TASK INPUTS »
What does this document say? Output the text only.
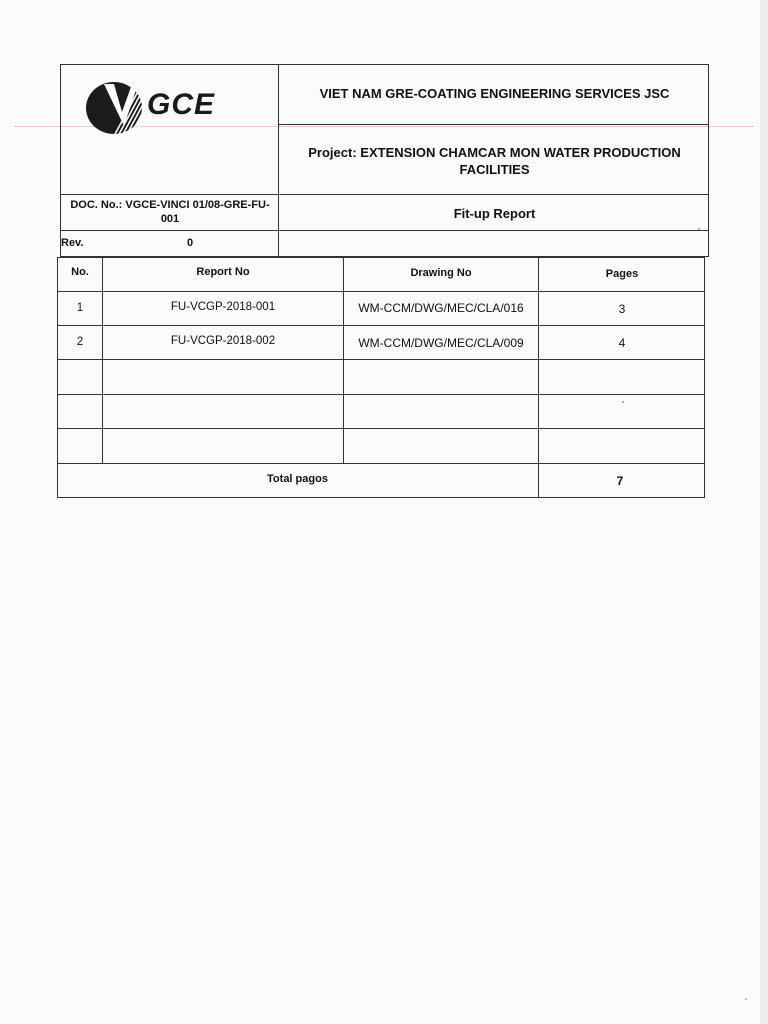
GCE	VIET NAM GRE-COATING ENGINEERING SERVICES JSC
Project: EXTENSION CHAMCAR MON WATER PRODUCTION
FACILITIES
DOC. No.: VGCE-VINCI 01/08-GRE-FU-
001	Fit-up Report
Rev.	0
No.	Report No	Drawing No	Pages
1	FU-VCGP-2018-001	WM-CCM/DWG/MEC/CLA/016	3
2	FU-VCGP-2018-002	WM-CCM/DWG/MEC/CLA/009	4
Total pagos	7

THE PROBLEM »
Pictures in the records should not appear in your copy, but everything else must be transcribed exactly.

FINAL ANSWER »
What does this document say? Output the text only.
GCE	VIET NAM GRE-COATING ENGINEERING SERVICES JSC
Project: EXTENSION CHAMCAR MON WATER PRODUCTION
FACILITIES
DOC. No.: VGCE-VINCI 01/08-GRE-FU-
001	Fit-up Report
Rev.	0
No.	Report No	Drawing No	Pages
1	FU-VCGP-2018-001	WM-CCM/DWG/MEC/CLA/016	3
2	FU-VCGP-2018-002	WM-CCM/DWG/MEC/CLA/009	4
Total pagos	7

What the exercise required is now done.